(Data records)
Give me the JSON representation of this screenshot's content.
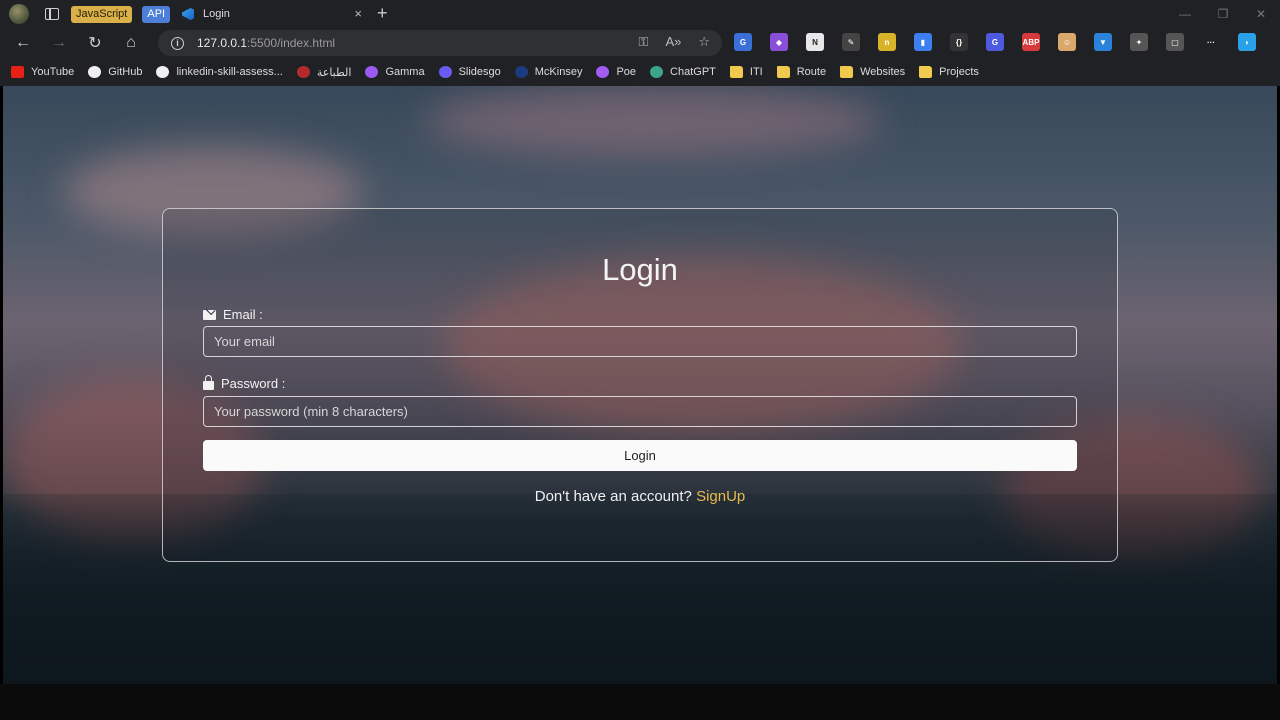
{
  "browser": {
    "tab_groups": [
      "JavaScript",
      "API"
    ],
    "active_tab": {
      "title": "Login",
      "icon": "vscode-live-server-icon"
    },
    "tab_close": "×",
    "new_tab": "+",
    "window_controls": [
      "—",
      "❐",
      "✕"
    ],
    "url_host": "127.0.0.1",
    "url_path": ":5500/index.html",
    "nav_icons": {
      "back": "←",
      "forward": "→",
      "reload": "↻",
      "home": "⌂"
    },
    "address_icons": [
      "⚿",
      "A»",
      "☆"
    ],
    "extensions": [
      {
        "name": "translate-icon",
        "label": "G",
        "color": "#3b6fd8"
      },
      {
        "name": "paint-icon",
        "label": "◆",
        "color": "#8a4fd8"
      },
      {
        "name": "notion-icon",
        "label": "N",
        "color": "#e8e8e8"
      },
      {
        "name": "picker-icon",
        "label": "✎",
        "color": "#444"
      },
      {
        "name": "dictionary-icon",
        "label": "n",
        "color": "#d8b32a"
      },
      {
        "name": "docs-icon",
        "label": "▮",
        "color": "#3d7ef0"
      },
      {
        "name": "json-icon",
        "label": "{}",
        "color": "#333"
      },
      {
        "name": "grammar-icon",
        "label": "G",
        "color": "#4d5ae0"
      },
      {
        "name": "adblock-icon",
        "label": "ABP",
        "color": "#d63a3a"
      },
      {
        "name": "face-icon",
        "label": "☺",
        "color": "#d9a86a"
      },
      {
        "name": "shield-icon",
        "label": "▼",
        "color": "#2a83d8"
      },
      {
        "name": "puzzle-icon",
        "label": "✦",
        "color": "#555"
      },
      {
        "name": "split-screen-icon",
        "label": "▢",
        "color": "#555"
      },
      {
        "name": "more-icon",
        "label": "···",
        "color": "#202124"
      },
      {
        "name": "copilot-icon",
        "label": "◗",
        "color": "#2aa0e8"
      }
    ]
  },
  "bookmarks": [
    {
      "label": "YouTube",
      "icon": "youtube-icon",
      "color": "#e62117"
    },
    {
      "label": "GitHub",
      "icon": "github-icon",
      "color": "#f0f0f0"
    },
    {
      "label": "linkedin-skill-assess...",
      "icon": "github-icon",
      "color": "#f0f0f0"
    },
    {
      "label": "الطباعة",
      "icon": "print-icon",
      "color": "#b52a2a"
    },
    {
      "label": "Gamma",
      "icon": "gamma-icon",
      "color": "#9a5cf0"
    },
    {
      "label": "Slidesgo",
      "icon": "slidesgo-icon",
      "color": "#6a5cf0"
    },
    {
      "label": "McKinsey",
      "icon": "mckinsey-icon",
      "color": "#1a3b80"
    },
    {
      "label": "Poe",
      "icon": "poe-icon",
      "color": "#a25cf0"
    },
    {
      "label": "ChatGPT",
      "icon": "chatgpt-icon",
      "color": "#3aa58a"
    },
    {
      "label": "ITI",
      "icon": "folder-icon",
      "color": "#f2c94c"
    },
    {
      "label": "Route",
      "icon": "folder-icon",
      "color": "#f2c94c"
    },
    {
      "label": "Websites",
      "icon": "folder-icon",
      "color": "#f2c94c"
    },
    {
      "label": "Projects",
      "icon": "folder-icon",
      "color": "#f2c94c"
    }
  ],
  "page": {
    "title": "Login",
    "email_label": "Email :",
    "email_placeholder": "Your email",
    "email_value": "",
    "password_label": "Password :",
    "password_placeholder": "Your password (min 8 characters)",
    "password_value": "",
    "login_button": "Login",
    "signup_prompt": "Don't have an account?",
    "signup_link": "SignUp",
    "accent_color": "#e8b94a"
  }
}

GIVEN EXERCISE —
Omit every picture, then reproduce the rest of the listing exactly.

OUTPUT BELOW —
Give me the JSON representation of this screenshot's content.
{
  "browser": {
    "tab_groups": [
      "JavaScript",
      "API"
    ],
    "active_tab": {
      "title": "Login",
      "icon": "vscode-live-server-icon"
    },
    "tab_close": "×",
    "new_tab": "+",
    "window_controls": [
      "—",
      "❐",
      "✕"
    ],
    "url_host": "127.0.0.1",
    "url_path": ":5500/index.html",
    "nav_icons": {
      "back": "←",
      "forward": "→",
      "reload": "↻",
      "home": "⌂"
    },
    "address_icons": [
      "⚿",
      "A»",
      "☆"
    ],
    "extensions": [
      {
        "name": "translate-icon",
        "label": "G",
        "color": "#3b6fd8"
      },
      {
        "name": "paint-icon",
        "label": "◆",
        "color": "#8a4fd8"
      },
      {
        "name": "notion-icon",
        "label": "N",
        "color": "#e8e8e8"
      },
      {
        "name": "picker-icon",
        "label": "✎",
        "color": "#444"
      },
      {
        "name": "dictionary-icon",
        "label": "n",
        "color": "#d8b32a"
      },
      {
        "name": "docs-icon",
        "label": "▮",
        "color": "#3d7ef0"
      },
      {
        "name": "json-icon",
        "label": "{}",
        "color": "#333"
      },
      {
        "name": "grammar-icon",
        "label": "G",
        "color": "#4d5ae0"
      },
      {
        "name": "adblock-icon",
        "label": "ABP",
        "color": "#d63a3a"
      },
      {
        "name": "face-icon",
        "label": "☺",
        "color": "#d9a86a"
      },
      {
        "name": "shield-icon",
        "label": "▼",
        "color": "#2a83d8"
      },
      {
        "name": "puzzle-icon",
        "label": "✦",
        "color": "#555"
      },
      {
        "name": "split-screen-icon",
        "label": "▢",
        "color": "#555"
      },
      {
        "name": "more-icon",
        "label": "···",
        "color": "#202124"
      },
      {
        "name": "copilot-icon",
        "label": "◗",
        "color": "#2aa0e8"
      }
    ]
  },
  "bookmarks": [
    {
      "label": "YouTube",
      "icon": "youtube-icon",
      "color": "#e62117"
    },
    {
      "label": "GitHub",
      "icon": "github-icon",
      "color": "#f0f0f0"
    },
    {
      "label": "linkedin-skill-assess...",
      "icon": "github-icon",
      "color": "#f0f0f0"
    },
    {
      "label": "الطباعة",
      "icon": "print-icon",
      "color": "#b52a2a"
    },
    {
      "label": "Gamma",
      "icon": "gamma-icon",
      "color": "#9a5cf0"
    },
    {
      "label": "Slidesgo",
      "icon": "slidesgo-icon",
      "color": "#6a5cf0"
    },
    {
      "label": "McKinsey",
      "icon": "mckinsey-icon",
      "color": "#1a3b80"
    },
    {
      "label": "Poe",
      "icon": "poe-icon",
      "color": "#a25cf0"
    },
    {
      "label": "ChatGPT",
      "icon": "chatgpt-icon",
      "color": "#3aa58a"
    },
    {
      "label": "ITI",
      "icon": "folder-icon",
      "color": "#f2c94c"
    },
    {
      "label": "Route",
      "icon": "folder-icon",
      "color": "#f2c94c"
    },
    {
      "label": "Websites",
      "icon": "folder-icon",
      "color": "#f2c94c"
    },
    {
      "label": "Projects",
      "icon": "folder-icon",
      "color": "#f2c94c"
    }
  ],
  "page": {
    "title": "Login",
    "email_label": "Email :",
    "email_placeholder": "Your email",
    "email_value": "",
    "password_label": "Password :",
    "password_placeholder": "Your password (min 8 characters)",
    "password_value": "",
    "login_button": "Login",
    "signup_prompt": "Don't have an account?",
    "signup_link": "SignUp",
    "accent_color": "#e8b94a"
  }
}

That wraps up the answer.